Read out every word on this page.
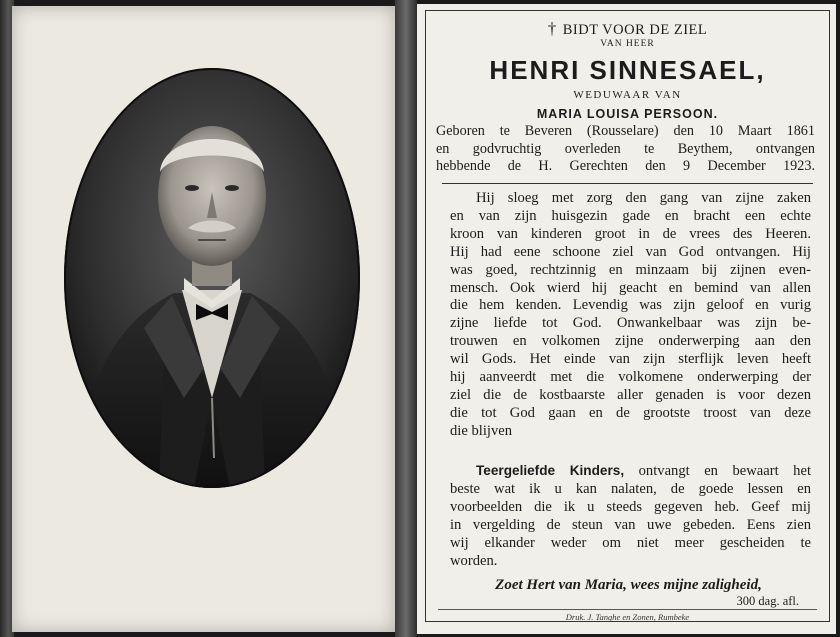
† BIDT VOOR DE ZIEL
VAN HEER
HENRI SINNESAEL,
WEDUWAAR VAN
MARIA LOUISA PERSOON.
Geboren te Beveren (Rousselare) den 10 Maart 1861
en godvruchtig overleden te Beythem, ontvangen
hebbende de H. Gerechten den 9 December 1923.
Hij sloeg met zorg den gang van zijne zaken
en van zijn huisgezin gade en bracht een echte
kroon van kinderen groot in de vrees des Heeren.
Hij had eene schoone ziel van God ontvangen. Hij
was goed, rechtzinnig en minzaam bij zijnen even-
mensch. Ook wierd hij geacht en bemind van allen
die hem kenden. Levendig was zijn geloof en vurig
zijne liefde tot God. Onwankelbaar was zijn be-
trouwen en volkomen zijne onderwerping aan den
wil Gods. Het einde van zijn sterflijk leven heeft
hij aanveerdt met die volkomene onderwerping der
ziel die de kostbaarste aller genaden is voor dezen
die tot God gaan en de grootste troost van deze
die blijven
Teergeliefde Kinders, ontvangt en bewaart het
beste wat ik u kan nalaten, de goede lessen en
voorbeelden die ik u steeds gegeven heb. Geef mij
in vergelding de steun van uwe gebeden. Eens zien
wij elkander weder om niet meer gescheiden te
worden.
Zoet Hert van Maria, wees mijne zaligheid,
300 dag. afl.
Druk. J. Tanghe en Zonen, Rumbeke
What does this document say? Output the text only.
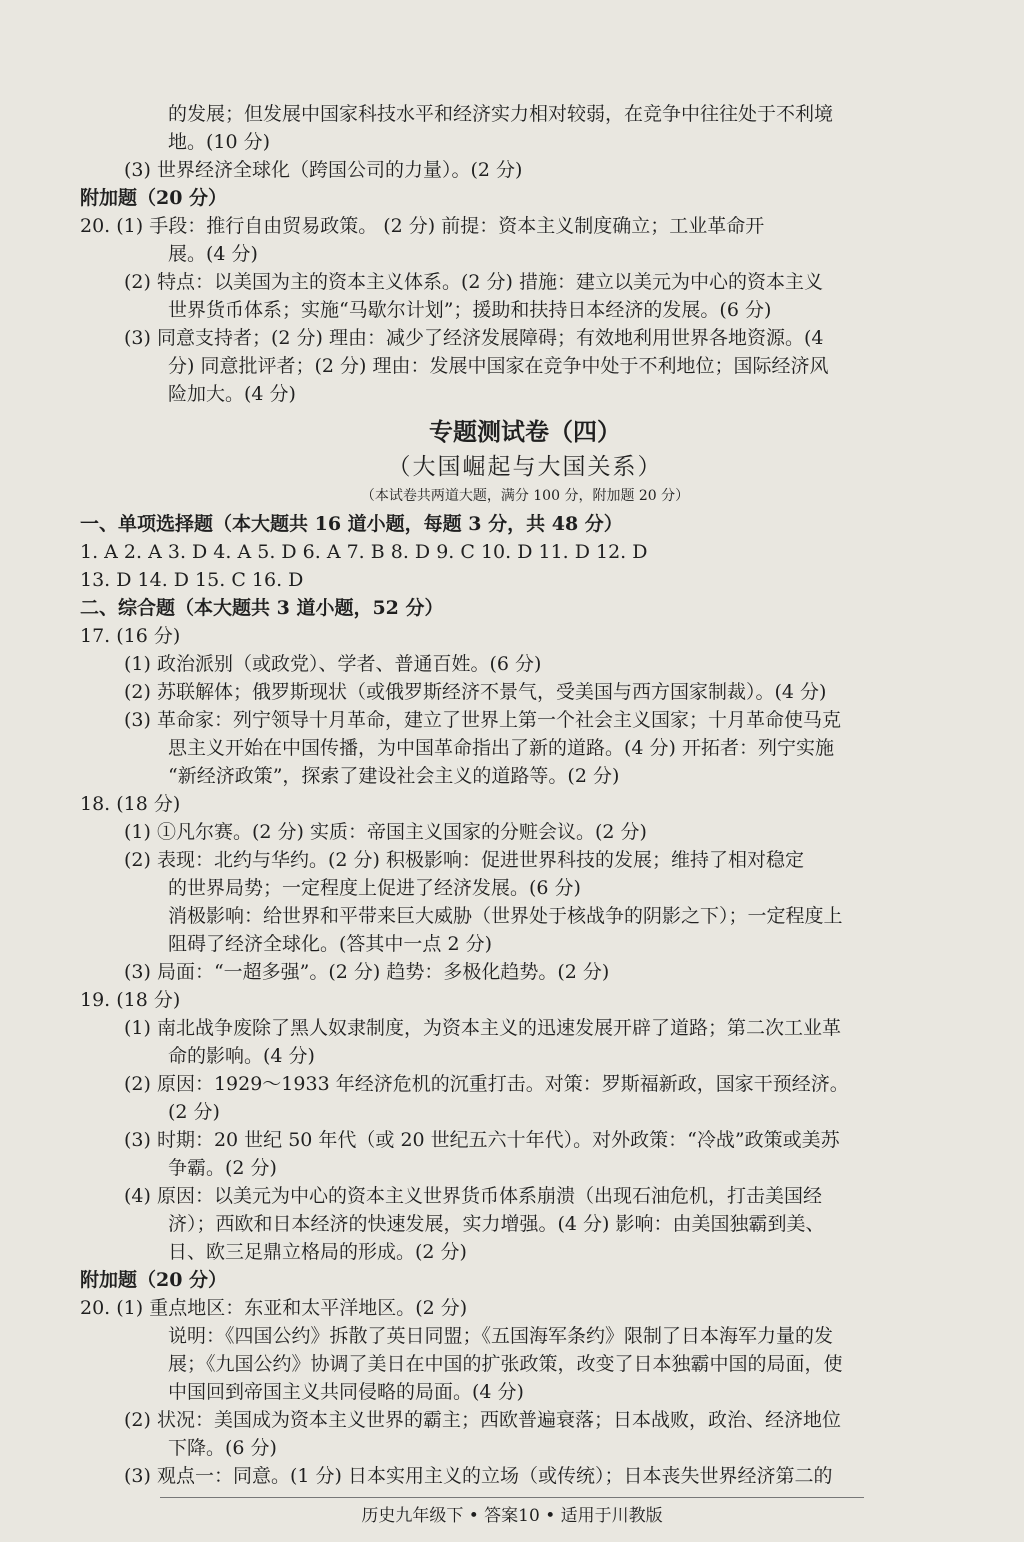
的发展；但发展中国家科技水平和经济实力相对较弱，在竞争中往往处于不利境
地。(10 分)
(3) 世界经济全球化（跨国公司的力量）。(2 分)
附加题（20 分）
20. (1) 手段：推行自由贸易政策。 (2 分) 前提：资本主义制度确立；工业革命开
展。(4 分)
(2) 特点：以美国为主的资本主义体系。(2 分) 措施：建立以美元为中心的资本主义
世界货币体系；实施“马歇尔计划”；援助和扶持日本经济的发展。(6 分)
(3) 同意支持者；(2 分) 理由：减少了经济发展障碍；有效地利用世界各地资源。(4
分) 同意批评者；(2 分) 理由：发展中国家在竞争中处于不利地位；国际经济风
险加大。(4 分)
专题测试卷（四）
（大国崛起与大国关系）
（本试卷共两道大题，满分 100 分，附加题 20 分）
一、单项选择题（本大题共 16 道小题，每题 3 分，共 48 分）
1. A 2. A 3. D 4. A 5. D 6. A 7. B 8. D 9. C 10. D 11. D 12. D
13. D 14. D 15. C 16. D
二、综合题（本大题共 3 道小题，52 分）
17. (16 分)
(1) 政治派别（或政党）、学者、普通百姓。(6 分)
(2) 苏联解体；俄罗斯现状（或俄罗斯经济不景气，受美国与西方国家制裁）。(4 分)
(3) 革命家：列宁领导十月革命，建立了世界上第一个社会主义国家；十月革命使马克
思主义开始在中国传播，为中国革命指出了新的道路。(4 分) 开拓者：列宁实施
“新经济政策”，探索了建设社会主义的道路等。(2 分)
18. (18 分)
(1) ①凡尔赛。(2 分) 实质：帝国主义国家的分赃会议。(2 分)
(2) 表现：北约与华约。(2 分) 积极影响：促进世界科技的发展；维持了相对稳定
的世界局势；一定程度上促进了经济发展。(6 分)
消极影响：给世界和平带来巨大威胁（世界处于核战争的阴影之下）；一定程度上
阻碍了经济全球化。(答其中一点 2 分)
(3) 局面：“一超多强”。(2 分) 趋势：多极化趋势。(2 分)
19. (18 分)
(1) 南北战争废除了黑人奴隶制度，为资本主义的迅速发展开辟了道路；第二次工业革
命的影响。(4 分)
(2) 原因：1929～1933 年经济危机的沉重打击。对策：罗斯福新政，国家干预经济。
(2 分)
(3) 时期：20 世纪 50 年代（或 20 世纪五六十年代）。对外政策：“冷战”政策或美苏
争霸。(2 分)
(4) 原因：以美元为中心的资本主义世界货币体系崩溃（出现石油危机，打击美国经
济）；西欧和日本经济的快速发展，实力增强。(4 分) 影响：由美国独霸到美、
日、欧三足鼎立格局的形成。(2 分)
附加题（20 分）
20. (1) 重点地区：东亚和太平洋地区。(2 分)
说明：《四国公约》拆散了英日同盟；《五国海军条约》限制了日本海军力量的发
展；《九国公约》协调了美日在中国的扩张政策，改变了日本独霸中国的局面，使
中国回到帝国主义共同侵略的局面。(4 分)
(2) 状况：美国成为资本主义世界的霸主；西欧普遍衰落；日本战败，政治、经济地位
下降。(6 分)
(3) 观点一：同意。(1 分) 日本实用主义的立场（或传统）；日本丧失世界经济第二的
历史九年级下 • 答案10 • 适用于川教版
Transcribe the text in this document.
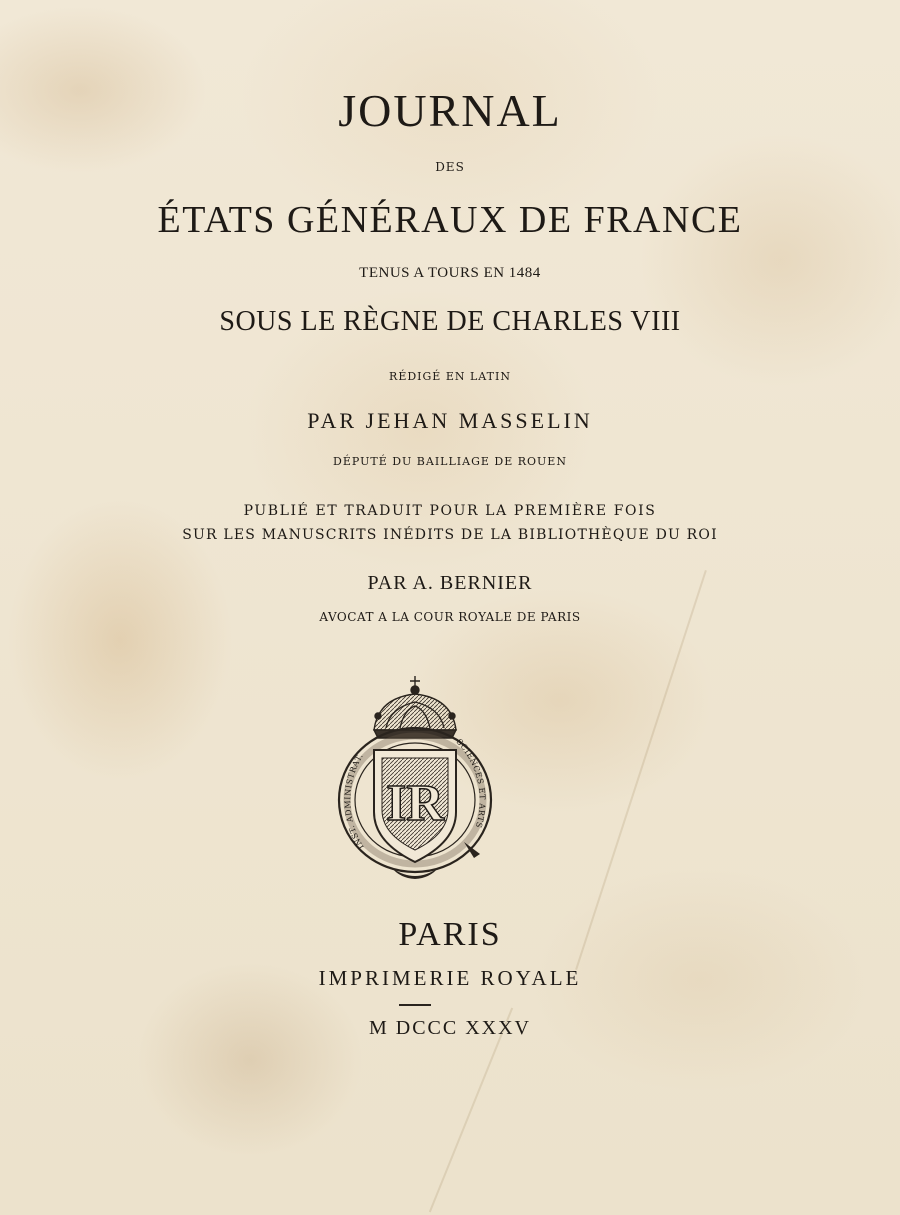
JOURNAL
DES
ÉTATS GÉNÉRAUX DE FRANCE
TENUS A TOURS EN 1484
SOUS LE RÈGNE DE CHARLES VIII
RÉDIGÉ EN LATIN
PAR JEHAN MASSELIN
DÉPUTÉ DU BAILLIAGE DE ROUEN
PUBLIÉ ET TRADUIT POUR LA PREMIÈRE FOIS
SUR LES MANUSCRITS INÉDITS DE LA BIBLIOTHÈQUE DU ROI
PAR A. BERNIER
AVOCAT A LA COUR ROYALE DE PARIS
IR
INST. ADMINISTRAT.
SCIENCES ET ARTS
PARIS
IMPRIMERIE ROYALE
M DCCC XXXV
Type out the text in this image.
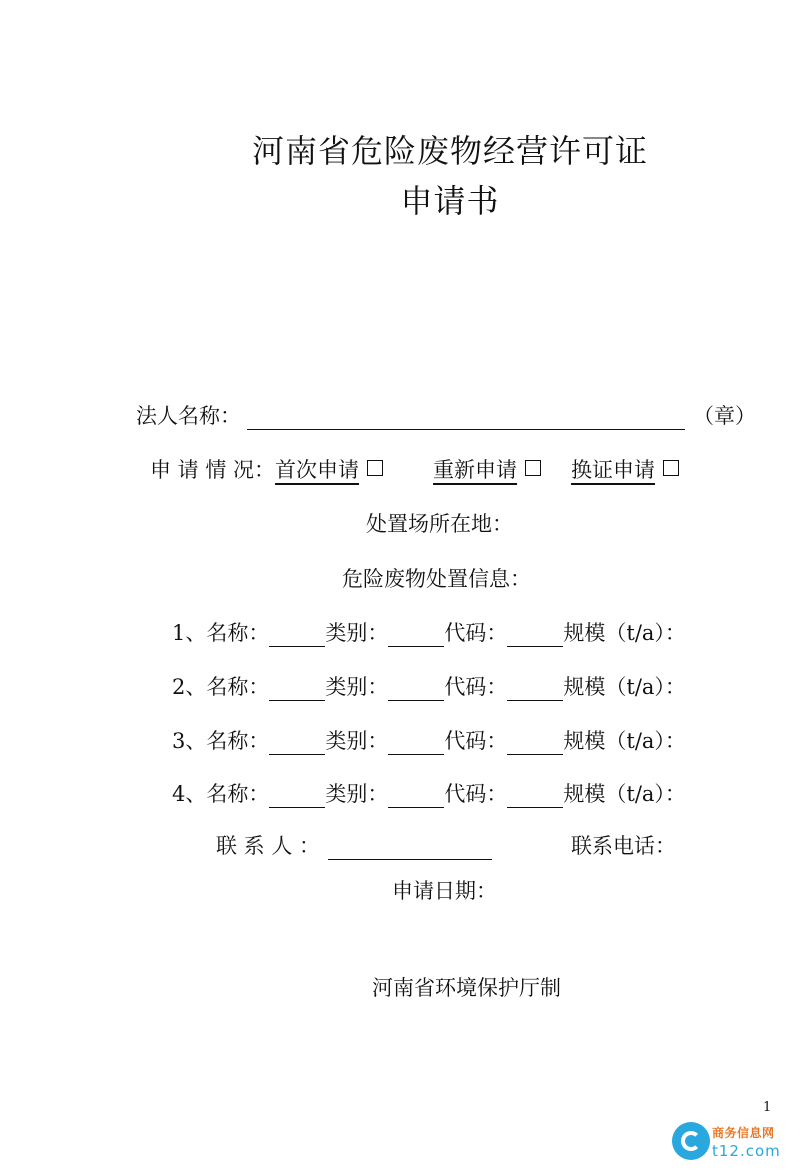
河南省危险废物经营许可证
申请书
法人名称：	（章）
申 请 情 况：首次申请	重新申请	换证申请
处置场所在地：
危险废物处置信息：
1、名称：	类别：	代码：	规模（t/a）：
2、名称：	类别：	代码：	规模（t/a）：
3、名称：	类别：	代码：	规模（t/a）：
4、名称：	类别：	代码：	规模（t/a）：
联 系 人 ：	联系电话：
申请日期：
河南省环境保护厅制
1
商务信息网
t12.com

_Your goal_
Search the lines for the word "ROYALE" and report how many contain it, by number only.

_Response to this task_
2